__What you will do__:
Return the whole listing exactly as it stands.

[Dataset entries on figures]
----

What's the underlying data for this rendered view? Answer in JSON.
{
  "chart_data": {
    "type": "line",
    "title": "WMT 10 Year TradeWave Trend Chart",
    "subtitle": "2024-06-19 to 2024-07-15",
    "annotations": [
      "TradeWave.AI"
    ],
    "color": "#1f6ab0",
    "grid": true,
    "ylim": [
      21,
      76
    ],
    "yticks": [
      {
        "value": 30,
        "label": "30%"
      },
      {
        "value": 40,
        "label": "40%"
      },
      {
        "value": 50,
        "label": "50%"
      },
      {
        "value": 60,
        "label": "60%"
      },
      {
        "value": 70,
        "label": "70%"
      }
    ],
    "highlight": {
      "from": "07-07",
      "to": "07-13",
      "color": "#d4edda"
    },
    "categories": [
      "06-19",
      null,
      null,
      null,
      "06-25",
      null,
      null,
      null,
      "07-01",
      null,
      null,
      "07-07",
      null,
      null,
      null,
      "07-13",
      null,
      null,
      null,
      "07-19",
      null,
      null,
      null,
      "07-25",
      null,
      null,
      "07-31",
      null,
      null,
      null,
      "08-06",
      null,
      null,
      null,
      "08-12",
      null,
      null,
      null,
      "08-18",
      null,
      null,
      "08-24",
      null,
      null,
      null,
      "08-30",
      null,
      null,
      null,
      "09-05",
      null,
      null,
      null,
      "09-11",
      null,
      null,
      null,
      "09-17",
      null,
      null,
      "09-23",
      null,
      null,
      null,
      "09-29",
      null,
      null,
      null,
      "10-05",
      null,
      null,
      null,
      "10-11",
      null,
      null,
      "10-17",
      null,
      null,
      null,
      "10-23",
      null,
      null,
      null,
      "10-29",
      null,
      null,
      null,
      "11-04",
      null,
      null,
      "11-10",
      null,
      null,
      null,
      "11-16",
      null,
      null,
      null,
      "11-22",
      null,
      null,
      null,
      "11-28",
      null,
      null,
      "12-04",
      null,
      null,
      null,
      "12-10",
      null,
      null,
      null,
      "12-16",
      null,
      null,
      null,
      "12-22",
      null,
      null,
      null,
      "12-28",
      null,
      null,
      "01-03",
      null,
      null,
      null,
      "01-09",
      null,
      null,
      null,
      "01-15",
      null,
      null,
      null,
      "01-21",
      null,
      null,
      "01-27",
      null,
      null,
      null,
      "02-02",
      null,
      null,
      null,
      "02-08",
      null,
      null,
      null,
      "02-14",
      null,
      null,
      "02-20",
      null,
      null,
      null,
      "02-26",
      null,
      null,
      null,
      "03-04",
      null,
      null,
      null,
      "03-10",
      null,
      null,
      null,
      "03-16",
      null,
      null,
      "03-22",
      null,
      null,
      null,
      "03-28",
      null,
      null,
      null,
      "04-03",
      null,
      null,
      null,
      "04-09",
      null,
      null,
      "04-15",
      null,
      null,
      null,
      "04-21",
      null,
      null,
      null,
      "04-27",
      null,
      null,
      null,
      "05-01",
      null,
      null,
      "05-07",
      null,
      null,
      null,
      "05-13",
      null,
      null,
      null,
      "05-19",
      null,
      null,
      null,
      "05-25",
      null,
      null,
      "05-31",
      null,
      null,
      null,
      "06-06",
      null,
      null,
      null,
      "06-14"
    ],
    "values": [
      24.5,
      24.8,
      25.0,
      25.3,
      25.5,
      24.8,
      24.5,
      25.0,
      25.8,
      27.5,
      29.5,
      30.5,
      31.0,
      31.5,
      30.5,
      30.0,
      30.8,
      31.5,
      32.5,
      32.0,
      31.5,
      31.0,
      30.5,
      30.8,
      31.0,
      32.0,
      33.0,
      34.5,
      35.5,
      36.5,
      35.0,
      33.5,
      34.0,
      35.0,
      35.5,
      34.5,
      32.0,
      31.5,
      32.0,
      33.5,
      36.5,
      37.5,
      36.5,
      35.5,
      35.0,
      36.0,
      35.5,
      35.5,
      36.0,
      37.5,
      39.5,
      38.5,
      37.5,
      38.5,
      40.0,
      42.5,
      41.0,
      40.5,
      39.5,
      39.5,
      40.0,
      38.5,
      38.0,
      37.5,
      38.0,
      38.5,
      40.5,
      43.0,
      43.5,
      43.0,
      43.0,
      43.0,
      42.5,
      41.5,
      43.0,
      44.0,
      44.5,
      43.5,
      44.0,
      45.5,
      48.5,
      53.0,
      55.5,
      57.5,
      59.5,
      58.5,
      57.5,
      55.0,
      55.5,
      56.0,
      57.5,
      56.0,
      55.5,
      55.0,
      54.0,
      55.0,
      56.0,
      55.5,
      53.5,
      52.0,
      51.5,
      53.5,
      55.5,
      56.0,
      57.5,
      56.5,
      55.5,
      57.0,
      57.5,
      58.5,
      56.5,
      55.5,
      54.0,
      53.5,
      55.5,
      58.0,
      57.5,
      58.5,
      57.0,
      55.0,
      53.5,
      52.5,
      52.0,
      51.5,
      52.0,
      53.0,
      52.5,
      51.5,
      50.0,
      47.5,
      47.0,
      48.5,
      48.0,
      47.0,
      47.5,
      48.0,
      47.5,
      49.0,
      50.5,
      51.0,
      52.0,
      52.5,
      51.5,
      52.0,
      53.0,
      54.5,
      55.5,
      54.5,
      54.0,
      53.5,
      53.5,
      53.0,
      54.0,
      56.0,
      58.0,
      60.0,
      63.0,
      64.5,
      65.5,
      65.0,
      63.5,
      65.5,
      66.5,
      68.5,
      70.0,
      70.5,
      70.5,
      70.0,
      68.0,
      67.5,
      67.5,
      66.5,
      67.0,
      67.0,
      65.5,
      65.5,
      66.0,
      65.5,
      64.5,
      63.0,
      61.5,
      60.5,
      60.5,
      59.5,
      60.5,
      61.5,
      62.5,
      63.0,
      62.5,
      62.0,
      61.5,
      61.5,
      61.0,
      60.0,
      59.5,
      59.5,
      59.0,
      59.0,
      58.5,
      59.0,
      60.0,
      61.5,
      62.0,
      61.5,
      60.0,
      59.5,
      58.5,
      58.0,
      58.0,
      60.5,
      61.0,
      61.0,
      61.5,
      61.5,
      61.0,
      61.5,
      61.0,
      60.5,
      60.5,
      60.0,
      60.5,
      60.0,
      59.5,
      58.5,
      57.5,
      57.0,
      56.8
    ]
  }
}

----

__The result__:
What's the underlying data for this rendered view? Answer in JSON.
{
  "chart_data": {
    "type": "line",
    "title": "WMT 10 Year TradeWave Trend Chart",
    "subtitle": "2024-06-19 to 2024-07-15",
    "annotations": [
      "TradeWave.AI"
    ],
    "color": "#1f6ab0",
    "grid": true,
    "ylim": [
      21,
      76
    ],
    "yticks": [
      {
        "value": 30,
        "label": "30%"
      },
      {
        "value": 40,
        "label": "40%"
      },
      {
        "value": 50,
        "label": "50%"
      },
      {
        "value": 60,
        "label": "60%"
      },
      {
        "value": 70,
        "label": "70%"
      }
    ],
    "highlight": {
      "from": "07-07",
      "to": "07-13",
      "color": "#d4edda"
    },
    "categories": [
      "06-19",
      null,
      null,
      null,
      "06-25",
      null,
      null,
      null,
      "07-01",
      null,
      null,
      "07-07",
      null,
      null,
      null,
      "07-13",
      null,
      null,
      null,
      "07-19",
      null,
      null,
      null,
      "07-25",
      null,
      null,
      "07-31",
      null,
      null,
      null,
      "08-06",
      null,
      null,
      null,
      "08-12",
      null,
      null,
      null,
      "08-18",
      null,
      null,
      "08-24",
      null,
      null,
      null,
      "08-30",
      null,
      null,
      null,
      "09-05",
      null,
      null,
      null,
      "09-11",
      null,
      null,
      null,
      "09-17",
      null,
      null,
      "09-23",
      null,
      null,
      null,
      "09-29",
      null,
      null,
      null,
      "10-05",
      null,
      null,
      null,
      "10-11",
      null,
      null,
      "10-17",
      null,
      null,
      null,
      "10-23",
      null,
      null,
      null,
      "10-29",
      null,
      null,
      null,
      "11-04",
      null,
      null,
      "11-10",
      null,
      null,
      null,
      "11-16",
      null,
      null,
      null,
      "11-22",
      null,
      null,
      null,
      "11-28",
      null,
      null,
      "12-04",
      null,
      null,
      null,
      "12-10",
      null,
      null,
      null,
      "12-16",
      null,
      null,
      null,
      "12-22",
      null,
      null,
      null,
      "12-28",
      null,
      null,
      "01-03",
      null,
      null,
      null,
      "01-09",
      null,
      null,
      null,
      "01-15",
      null,
      null,
      null,
      "01-21",
      null,
      null,
      "01-27",
      null,
      null,
      null,
      "02-02",
      null,
      null,
      null,
      "02-08",
      null,
      null,
      null,
      "02-14",
      null,
      null,
      "02-20",
      null,
      null,
      null,
      "02-26",
      null,
      null,
      null,
      "03-04",
      null,
      null,
      null,
      "03-10",
      null,
      null,
      null,
      "03-16",
      null,
      null,
      "03-22",
      null,
      null,
      null,
      "03-28",
      null,
      null,
      null,
      "04-03",
      null,
      null,
      null,
      "04-09",
      null,
      null,
      "04-15",
      null,
      null,
      null,
      "04-21",
      null,
      null,
      null,
      "04-27",
      null,
      null,
      null,
      "05-01",
      null,
      null,
      "05-07",
      null,
      null,
      null,
      "05-13",
      null,
      null,
      null,
      "05-19",
      null,
      null,
      null,
      "05-25",
      null,
      null,
      "05-31",
      null,
      null,
      null,
      "06-06",
      null,
      null,
      null,
      "06-14"
    ],
    "values": [
      24.5,
      24.8,
      25.0,
      25.3,
      25.5,
      24.8,
      24.5,
      25.0,
      25.8,
      27.5,
      29.5,
      30.5,
      31.0,
      31.5,
      30.5,
      30.0,
      30.8,
      31.5,
      32.5,
      32.0,
      31.5,
      31.0,
      30.5,
      30.8,
      31.0,
      32.0,
      33.0,
      34.5,
      35.5,
      36.5,
      35.0,
      33.5,
      34.0,
      35.0,
      35.5,
      34.5,
      32.0,
      31.5,
      32.0,
      33.5,
      36.5,
      37.5,
      36.5,
      35.5,
      35.0,
      36.0,
      35.5,
      35.5,
      36.0,
      37.5,
      39.5,
      38.5,
      37.5,
      38.5,
      40.0,
      42.5,
      41.0,
      40.5,
      39.5,
      39.5,
      40.0,
      38.5,
      38.0,
      37.5,
      38.0,
      38.5,
      40.5,
      43.0,
      43.5,
      43.0,
      43.0,
      43.0,
      42.5,
      41.5,
      43.0,
      44.0,
      44.5,
      43.5,
      44.0,
      45.5,
      48.5,
      53.0,
      55.5,
      57.5,
      59.5,
      58.5,
      57.5,
      55.0,
      55.5,
      56.0,
      57.5,
      56.0,
      55.5,
      55.0,
      54.0,
      55.0,
      56.0,
      55.5,
      53.5,
      52.0,
      51.5,
      53.5,
      55.5,
      56.0,
      57.5,
      56.5,
      55.5,
      57.0,
      57.5,
      58.5,
      56.5,
      55.5,
      54.0,
      53.5,
      55.5,
      58.0,
      57.5,
      58.5,
      57.0,
      55.0,
      53.5,
      52.5,
      52.0,
      51.5,
      52.0,
      53.0,
      52.5,
      51.5,
      50.0,
      47.5,
      47.0,
      48.5,
      48.0,
      47.0,
      47.5,
      48.0,
      47.5,
      49.0,
      50.5,
      51.0,
      52.0,
      52.5,
      51.5,
      52.0,
      53.0,
      54.5,
      55.5,
      54.5,
      54.0,
      53.5,
      53.5,
      53.0,
      54.0,
      56.0,
      58.0,
      60.0,
      63.0,
      64.5,
      65.5,
      65.0,
      63.5,
      65.5,
      66.5,
      68.5,
      70.0,
      70.5,
      70.5,
      70.0,
      68.0,
      67.5,
      67.5,
      66.5,
      67.0,
      67.0,
      65.5,
      65.5,
      66.0,
      65.5,
      64.5,
      63.0,
      61.5,
      60.5,
      60.5,
      59.5,
      60.5,
      61.5,
      62.5,
      63.0,
      62.5,
      62.0,
      61.5,
      61.5,
      61.0,
      60.0,
      59.5,
      59.5,
      59.0,
      59.0,
      58.5,
      59.0,
      60.0,
      61.5,
      62.0,
      61.5,
      60.0,
      59.5,
      58.5,
      58.0,
      58.0,
      60.5,
      61.0,
      61.0,
      61.5,
      61.5,
      61.0,
      61.5,
      61.0,
      60.5,
      60.5,
      60.0,
      60.5,
      60.0,
      59.5,
      58.5,
      57.5,
      57.0,
      56.8
    ]
  }
}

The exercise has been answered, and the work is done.